>>>

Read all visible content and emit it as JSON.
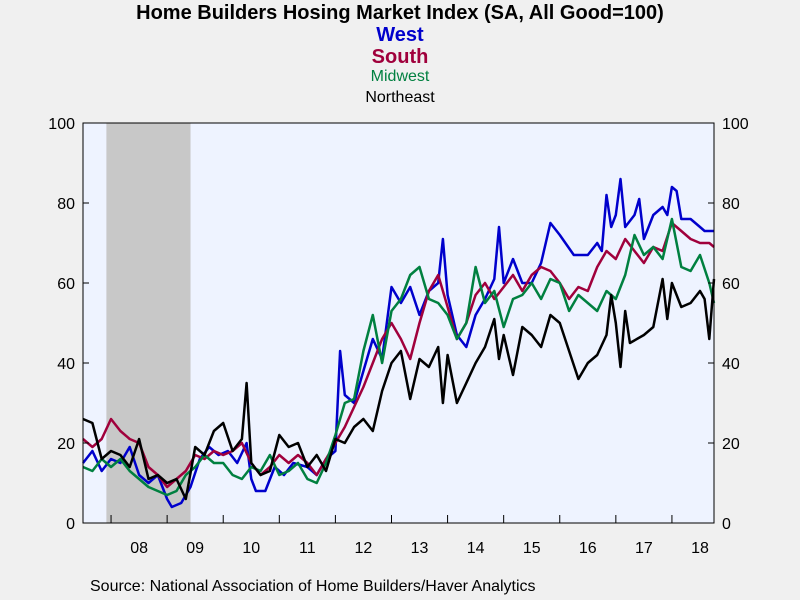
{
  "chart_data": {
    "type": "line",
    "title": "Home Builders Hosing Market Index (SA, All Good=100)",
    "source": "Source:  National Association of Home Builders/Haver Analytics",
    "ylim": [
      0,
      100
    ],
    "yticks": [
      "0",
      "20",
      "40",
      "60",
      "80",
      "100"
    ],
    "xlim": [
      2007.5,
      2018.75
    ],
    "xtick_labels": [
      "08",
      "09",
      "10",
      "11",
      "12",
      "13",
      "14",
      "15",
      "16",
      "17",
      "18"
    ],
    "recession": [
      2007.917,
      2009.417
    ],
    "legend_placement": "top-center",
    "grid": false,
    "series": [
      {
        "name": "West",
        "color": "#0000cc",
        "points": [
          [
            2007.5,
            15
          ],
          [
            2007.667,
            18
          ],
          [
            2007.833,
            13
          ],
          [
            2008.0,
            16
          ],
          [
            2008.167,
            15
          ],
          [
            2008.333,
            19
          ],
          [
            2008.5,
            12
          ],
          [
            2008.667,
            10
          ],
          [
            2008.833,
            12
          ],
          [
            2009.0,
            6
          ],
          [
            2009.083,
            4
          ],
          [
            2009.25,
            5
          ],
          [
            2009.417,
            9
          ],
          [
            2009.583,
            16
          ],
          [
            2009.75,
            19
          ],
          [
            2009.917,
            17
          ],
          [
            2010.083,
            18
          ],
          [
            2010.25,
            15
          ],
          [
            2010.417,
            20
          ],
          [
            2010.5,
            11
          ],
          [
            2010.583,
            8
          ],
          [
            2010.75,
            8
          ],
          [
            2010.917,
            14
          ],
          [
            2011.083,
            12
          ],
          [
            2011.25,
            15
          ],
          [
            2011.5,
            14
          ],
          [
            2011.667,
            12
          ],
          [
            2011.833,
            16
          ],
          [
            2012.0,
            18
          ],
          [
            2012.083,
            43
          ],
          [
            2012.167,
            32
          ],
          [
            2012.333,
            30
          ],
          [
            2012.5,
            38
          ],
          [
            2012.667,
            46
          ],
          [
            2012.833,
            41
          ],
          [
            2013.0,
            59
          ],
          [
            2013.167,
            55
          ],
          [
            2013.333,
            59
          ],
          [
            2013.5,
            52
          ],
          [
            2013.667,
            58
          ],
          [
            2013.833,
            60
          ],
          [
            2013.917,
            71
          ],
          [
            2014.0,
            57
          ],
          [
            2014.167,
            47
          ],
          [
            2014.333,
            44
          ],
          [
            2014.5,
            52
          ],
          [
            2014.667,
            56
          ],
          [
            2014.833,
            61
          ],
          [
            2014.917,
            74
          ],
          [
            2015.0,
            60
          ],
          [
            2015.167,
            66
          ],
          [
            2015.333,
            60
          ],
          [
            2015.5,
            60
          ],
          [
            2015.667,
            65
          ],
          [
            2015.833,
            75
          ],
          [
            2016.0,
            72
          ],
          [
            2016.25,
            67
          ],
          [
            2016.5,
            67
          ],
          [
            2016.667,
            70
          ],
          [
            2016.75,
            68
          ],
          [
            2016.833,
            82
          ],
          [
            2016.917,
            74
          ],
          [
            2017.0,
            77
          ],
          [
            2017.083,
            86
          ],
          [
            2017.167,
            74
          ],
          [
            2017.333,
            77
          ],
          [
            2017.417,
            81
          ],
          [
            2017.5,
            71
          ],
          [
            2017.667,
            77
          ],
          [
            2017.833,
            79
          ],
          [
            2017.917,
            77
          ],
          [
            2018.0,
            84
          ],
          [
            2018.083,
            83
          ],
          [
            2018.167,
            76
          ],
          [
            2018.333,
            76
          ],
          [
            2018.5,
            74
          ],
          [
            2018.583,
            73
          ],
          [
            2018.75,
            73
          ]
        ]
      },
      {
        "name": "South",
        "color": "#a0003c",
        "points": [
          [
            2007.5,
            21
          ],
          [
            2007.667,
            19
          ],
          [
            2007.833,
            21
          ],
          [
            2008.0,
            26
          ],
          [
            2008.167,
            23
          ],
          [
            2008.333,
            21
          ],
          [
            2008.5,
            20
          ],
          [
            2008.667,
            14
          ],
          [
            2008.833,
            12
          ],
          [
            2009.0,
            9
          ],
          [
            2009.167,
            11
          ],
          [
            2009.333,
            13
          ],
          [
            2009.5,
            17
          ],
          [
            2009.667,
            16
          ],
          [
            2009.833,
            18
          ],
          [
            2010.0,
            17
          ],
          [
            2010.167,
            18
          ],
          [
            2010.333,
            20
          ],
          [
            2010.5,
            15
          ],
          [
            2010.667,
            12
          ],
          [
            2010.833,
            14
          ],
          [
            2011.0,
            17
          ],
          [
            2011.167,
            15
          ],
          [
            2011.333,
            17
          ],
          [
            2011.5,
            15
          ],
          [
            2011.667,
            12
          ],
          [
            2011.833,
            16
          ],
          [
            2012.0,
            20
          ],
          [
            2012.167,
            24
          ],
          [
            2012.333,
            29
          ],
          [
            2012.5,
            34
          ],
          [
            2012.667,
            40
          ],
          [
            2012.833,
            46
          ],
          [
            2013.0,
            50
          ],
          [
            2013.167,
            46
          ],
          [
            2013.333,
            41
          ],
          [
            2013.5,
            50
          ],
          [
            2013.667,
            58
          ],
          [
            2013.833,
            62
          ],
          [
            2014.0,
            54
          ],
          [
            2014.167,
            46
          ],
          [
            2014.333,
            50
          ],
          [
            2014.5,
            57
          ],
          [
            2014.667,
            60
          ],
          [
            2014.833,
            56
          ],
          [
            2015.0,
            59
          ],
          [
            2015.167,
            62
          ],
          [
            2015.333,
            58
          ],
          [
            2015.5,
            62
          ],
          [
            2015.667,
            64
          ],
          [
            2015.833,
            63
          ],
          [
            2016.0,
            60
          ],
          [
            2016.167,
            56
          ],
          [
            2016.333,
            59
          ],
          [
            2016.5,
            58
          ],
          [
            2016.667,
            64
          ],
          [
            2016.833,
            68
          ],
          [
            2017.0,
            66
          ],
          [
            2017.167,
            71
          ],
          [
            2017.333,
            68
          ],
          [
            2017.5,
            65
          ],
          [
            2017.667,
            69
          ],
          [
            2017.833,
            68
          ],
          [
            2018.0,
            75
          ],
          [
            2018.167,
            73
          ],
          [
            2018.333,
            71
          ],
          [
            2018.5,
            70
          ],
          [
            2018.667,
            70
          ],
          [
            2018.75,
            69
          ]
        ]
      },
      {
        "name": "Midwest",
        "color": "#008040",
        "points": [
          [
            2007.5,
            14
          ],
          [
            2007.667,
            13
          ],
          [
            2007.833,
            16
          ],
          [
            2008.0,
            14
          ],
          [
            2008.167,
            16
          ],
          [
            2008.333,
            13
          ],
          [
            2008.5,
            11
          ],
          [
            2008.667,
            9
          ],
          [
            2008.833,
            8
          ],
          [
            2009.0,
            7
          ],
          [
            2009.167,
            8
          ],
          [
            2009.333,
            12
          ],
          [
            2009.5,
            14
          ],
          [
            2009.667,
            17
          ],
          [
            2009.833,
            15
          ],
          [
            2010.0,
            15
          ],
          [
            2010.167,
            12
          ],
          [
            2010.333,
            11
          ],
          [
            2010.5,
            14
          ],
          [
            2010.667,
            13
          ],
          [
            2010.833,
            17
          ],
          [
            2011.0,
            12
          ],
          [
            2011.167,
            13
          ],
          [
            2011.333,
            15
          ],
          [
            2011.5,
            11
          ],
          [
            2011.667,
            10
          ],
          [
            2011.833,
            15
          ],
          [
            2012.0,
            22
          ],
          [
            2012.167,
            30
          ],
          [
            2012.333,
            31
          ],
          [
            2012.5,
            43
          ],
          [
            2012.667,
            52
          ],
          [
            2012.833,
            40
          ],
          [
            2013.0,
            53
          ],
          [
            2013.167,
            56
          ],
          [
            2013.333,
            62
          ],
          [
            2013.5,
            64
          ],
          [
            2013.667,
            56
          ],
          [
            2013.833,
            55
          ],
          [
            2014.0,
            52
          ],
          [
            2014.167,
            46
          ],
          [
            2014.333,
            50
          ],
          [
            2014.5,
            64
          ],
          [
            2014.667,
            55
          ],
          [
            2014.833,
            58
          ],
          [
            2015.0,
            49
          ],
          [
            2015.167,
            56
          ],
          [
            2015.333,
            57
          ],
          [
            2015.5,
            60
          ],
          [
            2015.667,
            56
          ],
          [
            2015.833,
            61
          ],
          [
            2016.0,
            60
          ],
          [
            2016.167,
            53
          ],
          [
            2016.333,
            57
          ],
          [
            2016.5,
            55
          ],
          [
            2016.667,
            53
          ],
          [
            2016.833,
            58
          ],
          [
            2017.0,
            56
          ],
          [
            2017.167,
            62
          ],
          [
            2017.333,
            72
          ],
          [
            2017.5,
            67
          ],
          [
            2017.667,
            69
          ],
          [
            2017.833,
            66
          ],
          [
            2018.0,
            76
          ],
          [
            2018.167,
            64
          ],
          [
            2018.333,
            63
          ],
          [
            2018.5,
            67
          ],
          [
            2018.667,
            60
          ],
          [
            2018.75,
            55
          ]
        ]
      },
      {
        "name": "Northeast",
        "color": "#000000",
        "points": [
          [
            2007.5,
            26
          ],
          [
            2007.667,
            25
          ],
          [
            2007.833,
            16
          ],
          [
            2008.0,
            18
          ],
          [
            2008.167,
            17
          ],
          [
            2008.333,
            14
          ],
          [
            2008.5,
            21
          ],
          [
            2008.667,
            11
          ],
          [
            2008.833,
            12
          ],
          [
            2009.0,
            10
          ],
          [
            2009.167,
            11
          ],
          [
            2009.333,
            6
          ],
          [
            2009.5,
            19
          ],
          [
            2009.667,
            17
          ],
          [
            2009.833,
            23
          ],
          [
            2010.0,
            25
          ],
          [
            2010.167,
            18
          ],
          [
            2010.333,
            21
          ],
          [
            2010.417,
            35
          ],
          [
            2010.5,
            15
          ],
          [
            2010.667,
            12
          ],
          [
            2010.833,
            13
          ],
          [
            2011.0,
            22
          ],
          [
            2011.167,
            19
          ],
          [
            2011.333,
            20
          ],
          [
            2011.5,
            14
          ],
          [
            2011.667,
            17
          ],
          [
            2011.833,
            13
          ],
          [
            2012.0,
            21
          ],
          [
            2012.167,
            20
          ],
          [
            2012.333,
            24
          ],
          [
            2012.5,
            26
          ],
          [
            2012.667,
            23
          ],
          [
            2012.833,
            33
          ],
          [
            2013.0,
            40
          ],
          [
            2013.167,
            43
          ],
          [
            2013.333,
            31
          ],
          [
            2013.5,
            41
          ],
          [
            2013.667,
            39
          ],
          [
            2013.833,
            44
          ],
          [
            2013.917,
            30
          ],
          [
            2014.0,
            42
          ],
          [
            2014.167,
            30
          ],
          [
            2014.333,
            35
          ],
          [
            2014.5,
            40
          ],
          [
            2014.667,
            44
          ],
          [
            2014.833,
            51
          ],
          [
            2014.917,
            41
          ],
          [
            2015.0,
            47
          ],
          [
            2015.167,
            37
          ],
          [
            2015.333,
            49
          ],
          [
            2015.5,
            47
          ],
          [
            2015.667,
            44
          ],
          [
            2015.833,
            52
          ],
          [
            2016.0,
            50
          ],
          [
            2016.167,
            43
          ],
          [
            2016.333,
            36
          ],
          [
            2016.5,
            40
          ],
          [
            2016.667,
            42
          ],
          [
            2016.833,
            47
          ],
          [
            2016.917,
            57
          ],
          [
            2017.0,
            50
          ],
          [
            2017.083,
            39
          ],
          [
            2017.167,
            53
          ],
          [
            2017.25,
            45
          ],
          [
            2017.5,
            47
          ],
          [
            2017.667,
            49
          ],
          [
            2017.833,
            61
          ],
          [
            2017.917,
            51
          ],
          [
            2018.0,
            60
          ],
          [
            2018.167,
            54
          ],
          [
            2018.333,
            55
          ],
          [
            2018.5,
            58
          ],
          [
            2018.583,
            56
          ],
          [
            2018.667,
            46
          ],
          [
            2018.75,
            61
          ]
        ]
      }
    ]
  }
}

<<<

* [REQUIRED WORK] Show each line holding the word "color".

* [EXERCISE RESULT]
        "color": "#0000cc",
        "color": "#a0003c",
        "color": "#008040",
        "color": "#000000",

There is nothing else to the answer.